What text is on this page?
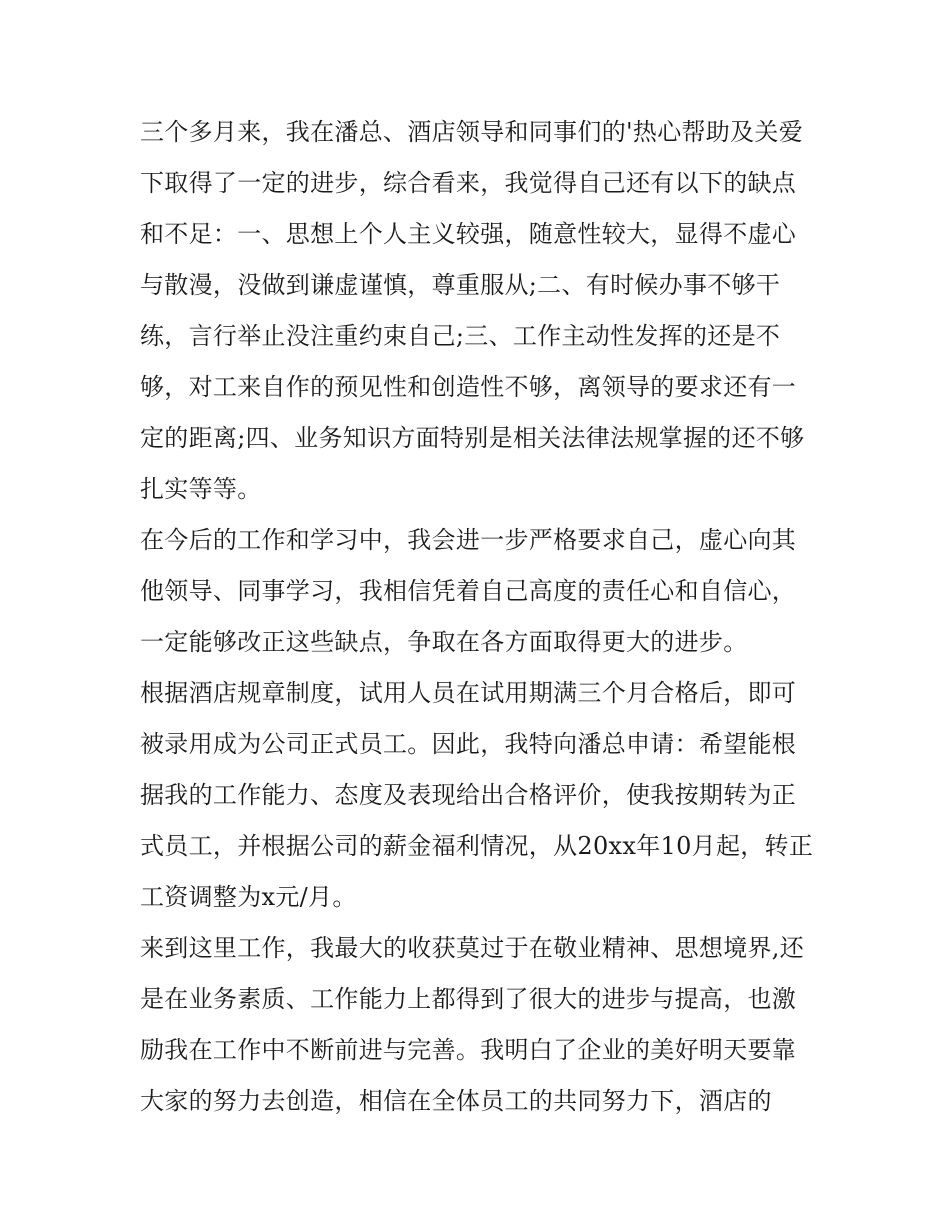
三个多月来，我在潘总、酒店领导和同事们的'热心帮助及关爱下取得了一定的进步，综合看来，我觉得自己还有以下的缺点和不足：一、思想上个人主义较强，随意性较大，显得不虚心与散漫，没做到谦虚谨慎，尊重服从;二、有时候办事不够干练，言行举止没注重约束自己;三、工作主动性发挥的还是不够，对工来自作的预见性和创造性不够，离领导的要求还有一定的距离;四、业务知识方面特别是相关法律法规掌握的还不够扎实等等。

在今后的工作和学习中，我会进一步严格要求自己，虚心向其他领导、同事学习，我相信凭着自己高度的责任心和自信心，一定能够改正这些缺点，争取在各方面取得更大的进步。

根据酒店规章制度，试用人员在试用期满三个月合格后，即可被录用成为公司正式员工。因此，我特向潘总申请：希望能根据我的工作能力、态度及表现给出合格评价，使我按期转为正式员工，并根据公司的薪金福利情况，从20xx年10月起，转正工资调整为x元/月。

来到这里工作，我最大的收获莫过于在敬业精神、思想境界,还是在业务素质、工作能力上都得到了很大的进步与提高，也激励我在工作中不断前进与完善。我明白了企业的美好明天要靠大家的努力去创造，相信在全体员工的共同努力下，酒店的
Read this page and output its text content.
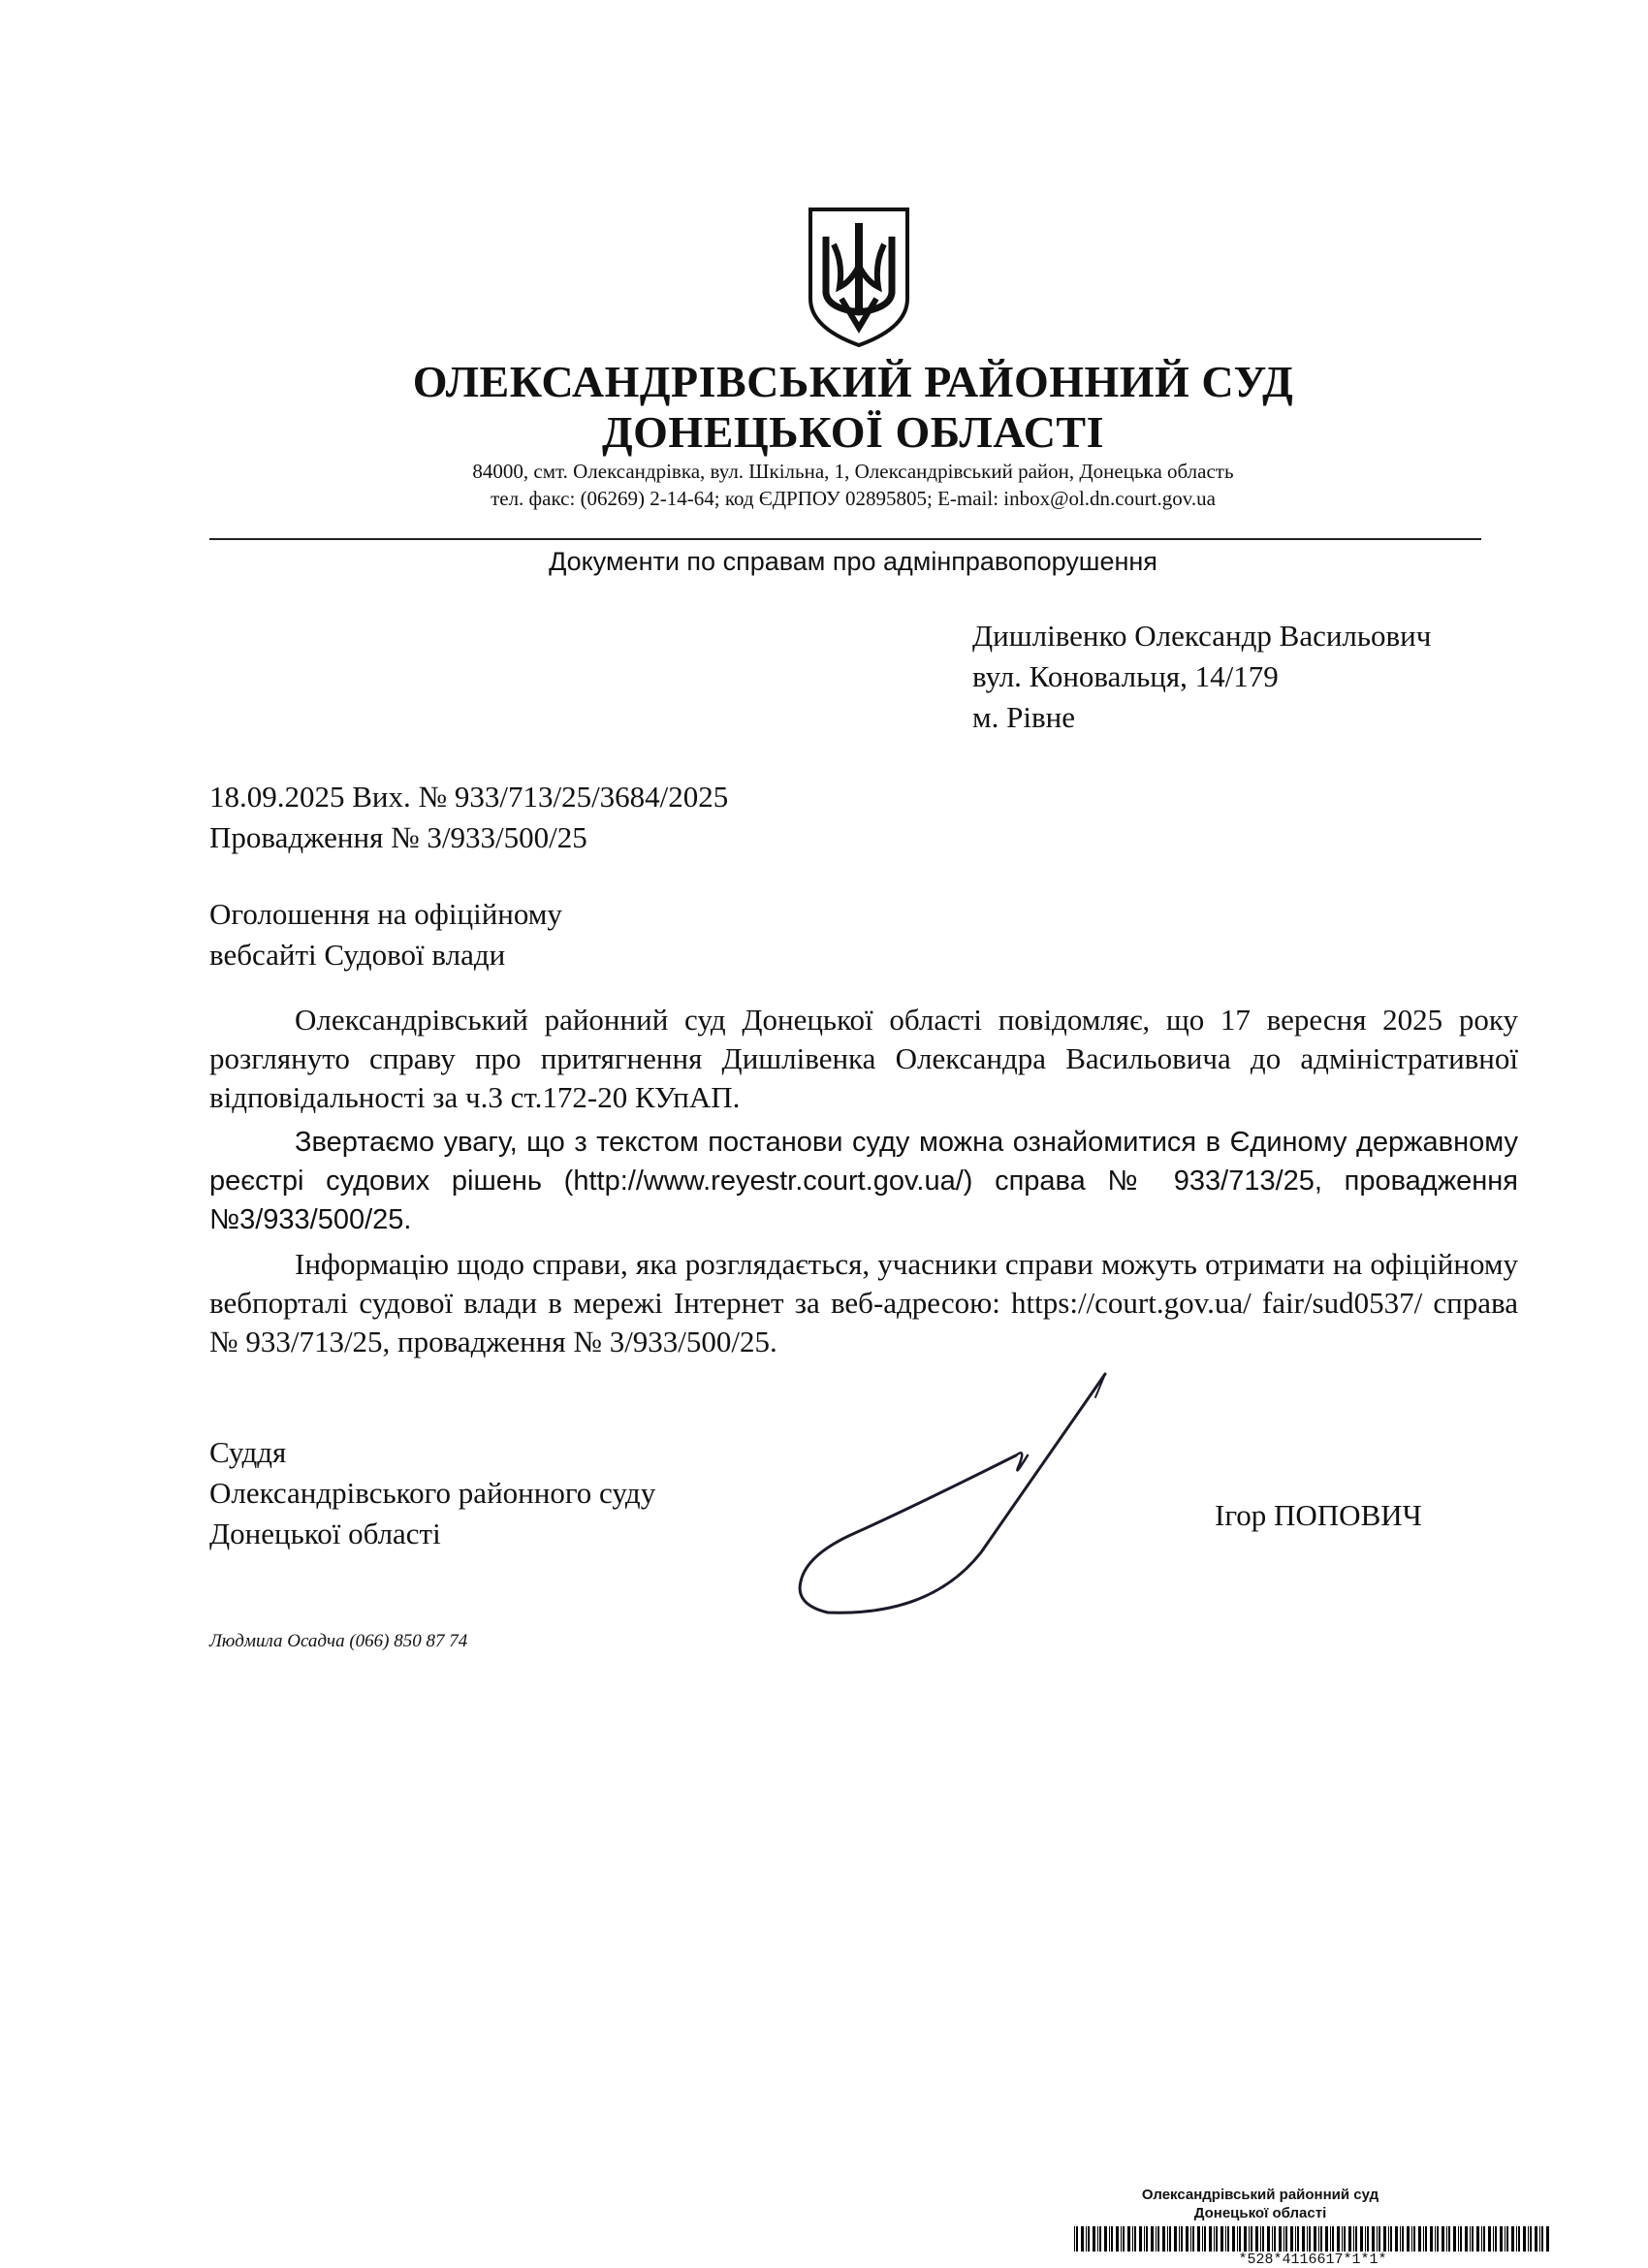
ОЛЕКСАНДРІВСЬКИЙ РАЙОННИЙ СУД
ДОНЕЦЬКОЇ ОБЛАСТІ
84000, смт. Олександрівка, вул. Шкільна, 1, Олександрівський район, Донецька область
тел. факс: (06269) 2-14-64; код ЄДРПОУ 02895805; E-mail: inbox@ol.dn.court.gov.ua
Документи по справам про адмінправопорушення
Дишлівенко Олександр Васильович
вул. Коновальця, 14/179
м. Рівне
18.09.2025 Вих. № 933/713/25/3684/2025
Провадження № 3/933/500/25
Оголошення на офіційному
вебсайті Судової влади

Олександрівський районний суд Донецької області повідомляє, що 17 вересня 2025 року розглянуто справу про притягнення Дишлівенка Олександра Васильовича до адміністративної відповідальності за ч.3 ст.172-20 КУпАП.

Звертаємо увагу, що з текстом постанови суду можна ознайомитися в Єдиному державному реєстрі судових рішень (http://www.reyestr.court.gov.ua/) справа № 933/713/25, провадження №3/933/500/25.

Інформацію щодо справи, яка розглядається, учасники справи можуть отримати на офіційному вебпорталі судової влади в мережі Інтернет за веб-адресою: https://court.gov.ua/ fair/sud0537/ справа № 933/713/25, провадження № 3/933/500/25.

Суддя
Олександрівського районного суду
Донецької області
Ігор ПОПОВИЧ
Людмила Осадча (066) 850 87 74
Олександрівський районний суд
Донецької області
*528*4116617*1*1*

* **WRITTEN TASK**:
Go through the listing above and write it out again exactly, dropping the pictures.

* **COMPLETE RESPONSE**:
What text is on this page?
三个多月来，我在潘总、酒店领导和同事们的'热心帮助及关爱下取得了一定的进步，综合看来，我觉得自己还有以下的缺点和不足：一、思想上个人主义较强，随意性较大，显得不虚心与散漫，没做到谦虚谨慎，尊重服从;二、有时候办事不够干练，言行举止没注重约束自己;三、工作主动性发挥的还是不够，对工来自作的预见性和创造性不够，离领导的要求还有一定的距离;四、业务知识方面特别是相关法律法规掌握的还不够扎实等等。

在今后的工作和学习中，我会进一步严格要求自己，虚心向其他领导、同事学习，我相信凭着自己高度的责任心和自信心，一定能够改正这些缺点，争取在各方面取得更大的进步。

根据酒店规章制度，试用人员在试用期满三个月合格后，即可被录用成为公司正式员工。因此，我特向潘总申请：希望能根据我的工作能力、态度及表现给出合格评价，使我按期转为正式员工，并根据公司的薪金福利情况，从20xx年10月起，转正工资调整为x元/月。

来到这里工作，我最大的收获莫过于在敬业精神、思想境界,还是在业务素质、工作能力上都得到了很大的进步与提高，也激励我在工作中不断前进与完善。我明白了企业的美好明天要靠大家的努力去创造，相信在全体员工的共同努力下，酒店的
Read this page and output its text content.
ОЛЕКСАНДРІВСЬКИЙ РАЙОННИЙ СУД
ДОНЕЦЬКОЇ ОБЛАСТІ
84000, смт. Олександрівка, вул. Шкільна, 1, Олександрівський район, Донецька область
тел. факс: (06269) 2-14-64; код ЄДРПОУ 02895805; E-mail: inbox@ol.dn.court.gov.ua
Документи по справам про адмінправопорушення
Дишлівенко Олександр Васильович
вул. Коновальця, 14/179
м. Рівне
18.09.2025 Вих. № 933/713/25/3684/2025
Провадження № 3/933/500/25
Оголошення на офіційному
вебсайті Судової влади

Олександрівський районний суд Донецької області повідомляє, що 17 вересня 2025 року розглянуто справу про притягнення Дишлівенка Олександра Васильовича до адміністративної відповідальності за ч.3 ст.172-20 КУпАП.

Звертаємо увагу, що з текстом постанови суду можна ознайомитися в Єдиному державному реєстрі судових рішень (http://www.reyestr.court.gov.ua/) справа № 933/713/25, провадження №3/933/500/25.

Інформацію щодо справи, яка розглядається, учасники справи можуть отримати на офіційному вебпорталі судової влади в мережі Інтернет за веб-адресою: https://court.gov.ua/ fair/sud0537/ справа № 933/713/25, провадження № 3/933/500/25.

Суддя
Олександрівського районного суду
Донецької області
Ігор ПОПОВИЧ
Людмила Осадча (066) 850 87 74
Олександрівський районний суд
Донецької області
*528*4116617*1*1*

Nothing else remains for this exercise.